Gather up the lines with the word "page" in them.
— Start of Dataset records —
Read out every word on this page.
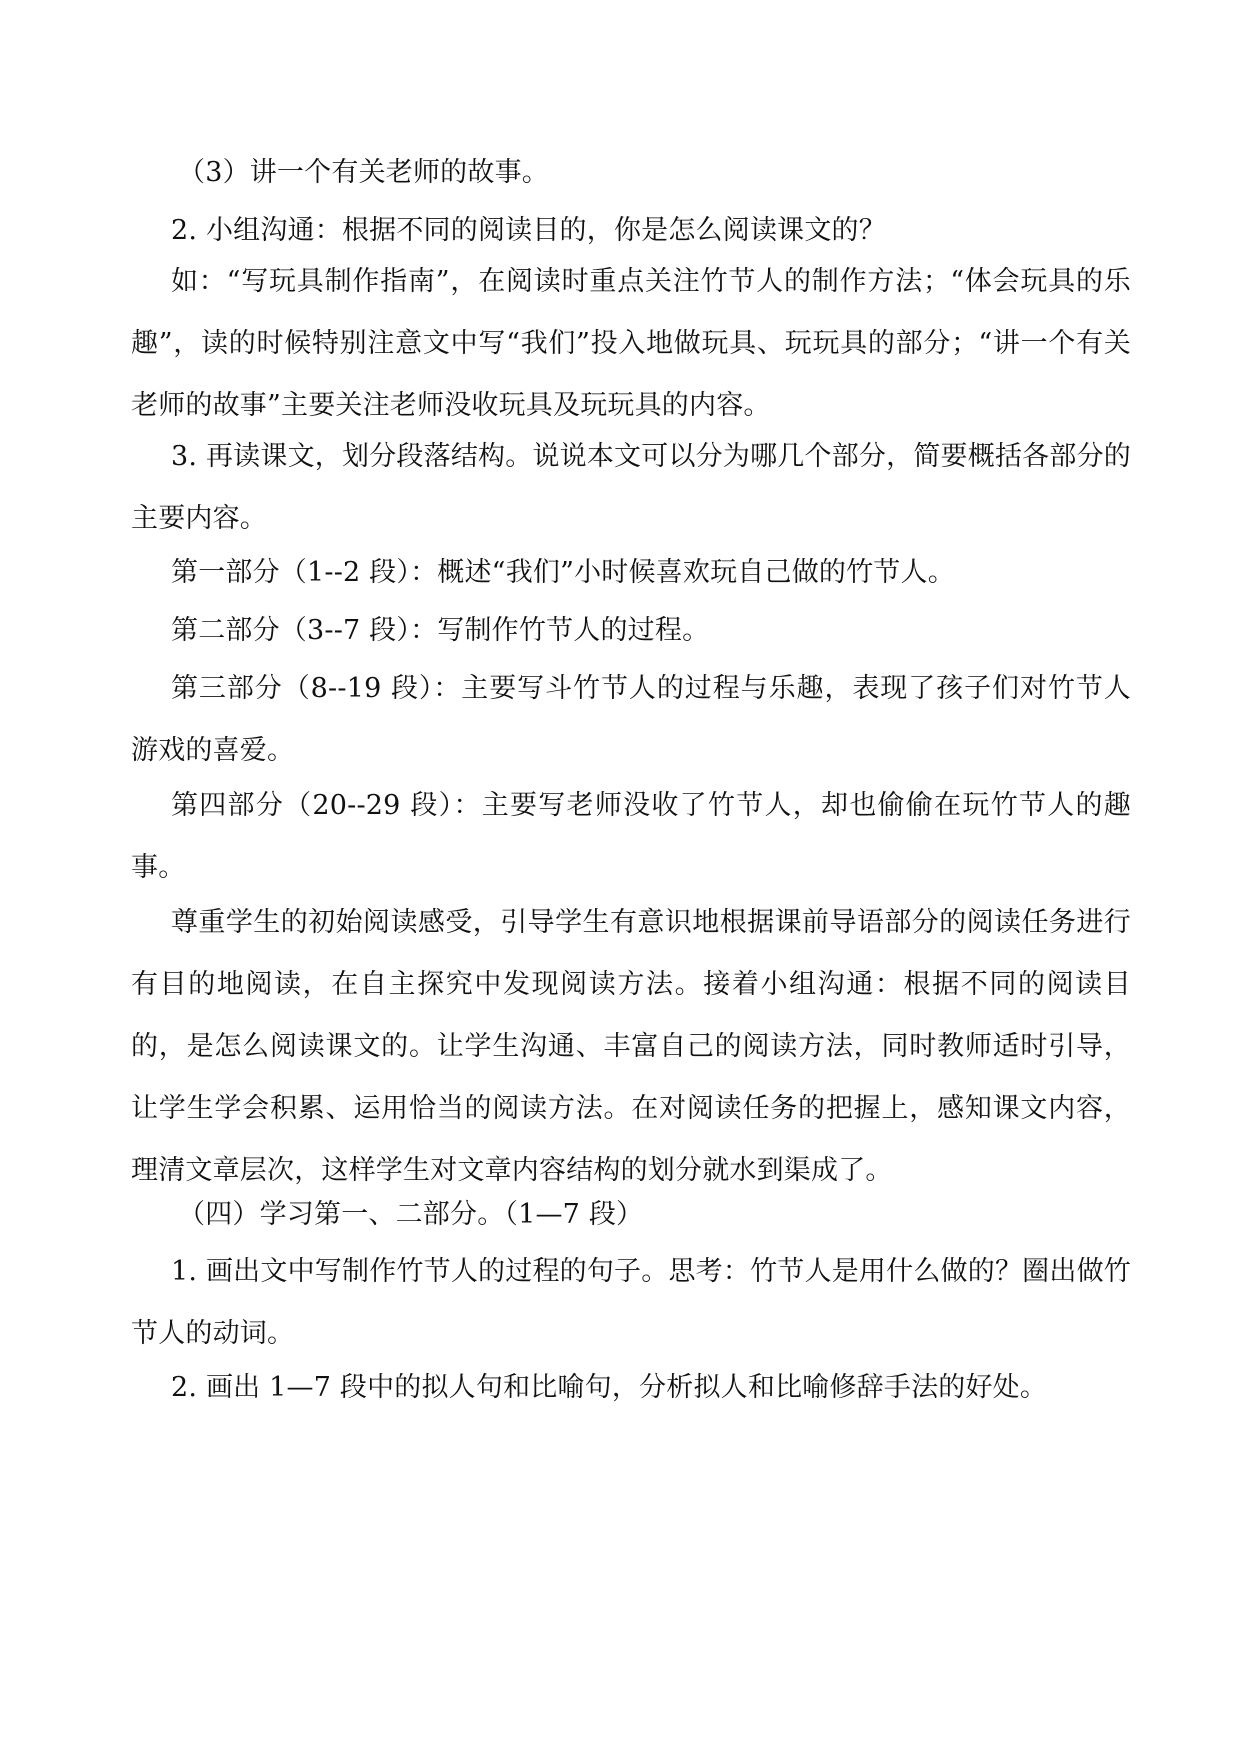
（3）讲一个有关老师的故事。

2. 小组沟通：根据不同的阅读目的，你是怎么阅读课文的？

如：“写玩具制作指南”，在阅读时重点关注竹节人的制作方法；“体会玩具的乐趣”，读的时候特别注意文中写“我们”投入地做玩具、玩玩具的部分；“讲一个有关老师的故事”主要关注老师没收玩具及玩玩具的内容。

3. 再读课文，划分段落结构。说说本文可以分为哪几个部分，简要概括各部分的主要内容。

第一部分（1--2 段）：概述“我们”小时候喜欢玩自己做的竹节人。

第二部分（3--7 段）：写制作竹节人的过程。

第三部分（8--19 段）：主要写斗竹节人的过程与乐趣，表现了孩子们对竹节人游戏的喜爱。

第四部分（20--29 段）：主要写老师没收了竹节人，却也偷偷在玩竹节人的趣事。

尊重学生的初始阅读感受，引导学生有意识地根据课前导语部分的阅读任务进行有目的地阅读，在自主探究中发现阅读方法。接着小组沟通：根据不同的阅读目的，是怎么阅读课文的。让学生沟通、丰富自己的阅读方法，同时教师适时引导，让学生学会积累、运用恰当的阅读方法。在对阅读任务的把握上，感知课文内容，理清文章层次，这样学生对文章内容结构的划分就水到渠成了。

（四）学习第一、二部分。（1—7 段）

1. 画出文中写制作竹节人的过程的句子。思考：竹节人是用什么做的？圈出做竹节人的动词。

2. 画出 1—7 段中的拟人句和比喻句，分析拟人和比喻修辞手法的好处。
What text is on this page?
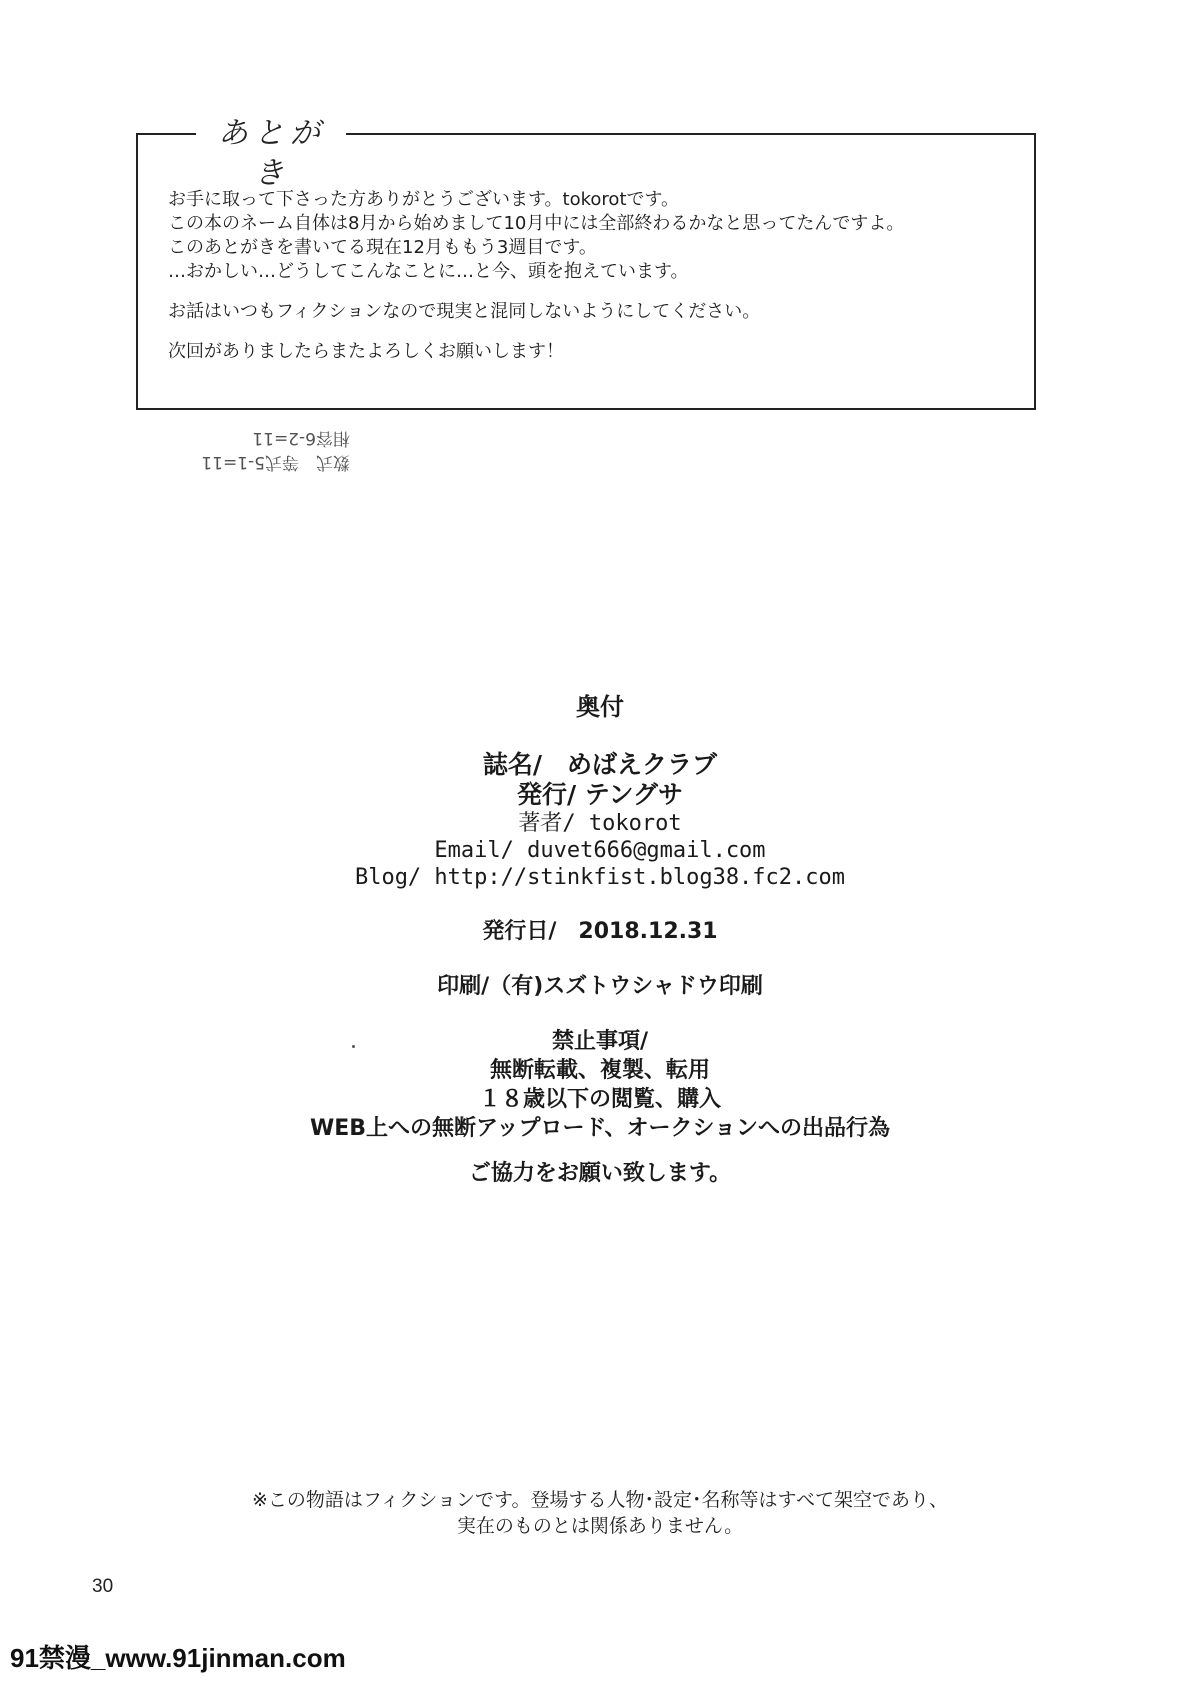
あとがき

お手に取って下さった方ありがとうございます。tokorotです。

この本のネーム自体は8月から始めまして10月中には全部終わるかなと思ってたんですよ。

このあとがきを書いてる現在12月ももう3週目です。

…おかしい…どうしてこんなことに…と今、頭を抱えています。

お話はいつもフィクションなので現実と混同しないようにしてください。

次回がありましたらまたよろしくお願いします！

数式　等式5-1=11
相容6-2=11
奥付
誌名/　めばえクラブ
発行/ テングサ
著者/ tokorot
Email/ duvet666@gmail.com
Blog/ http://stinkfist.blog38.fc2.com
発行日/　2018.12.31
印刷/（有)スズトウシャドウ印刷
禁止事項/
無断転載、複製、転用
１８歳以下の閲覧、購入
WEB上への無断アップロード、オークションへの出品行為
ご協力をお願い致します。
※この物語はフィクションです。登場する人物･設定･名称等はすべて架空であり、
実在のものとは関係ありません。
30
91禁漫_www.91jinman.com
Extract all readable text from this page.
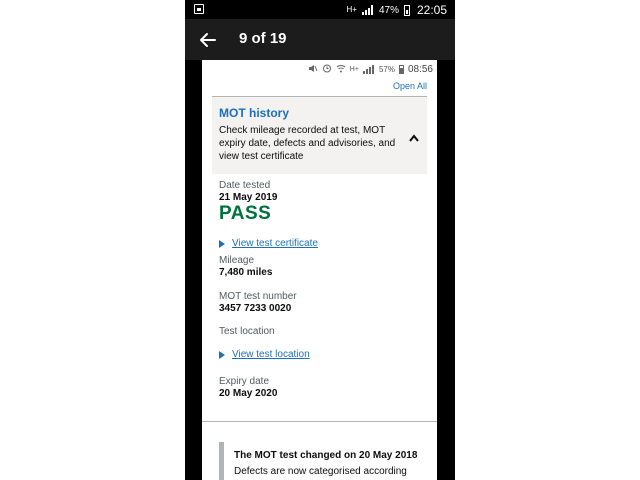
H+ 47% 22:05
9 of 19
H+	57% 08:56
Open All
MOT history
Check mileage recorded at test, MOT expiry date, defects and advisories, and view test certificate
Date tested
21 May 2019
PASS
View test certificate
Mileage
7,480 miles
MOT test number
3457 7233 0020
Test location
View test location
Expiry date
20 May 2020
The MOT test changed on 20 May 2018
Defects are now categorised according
— End of Dataset records —
* [Response to the exercise]:
Read out every word on this page.
What text is on this page?
Extract all readable text from this page.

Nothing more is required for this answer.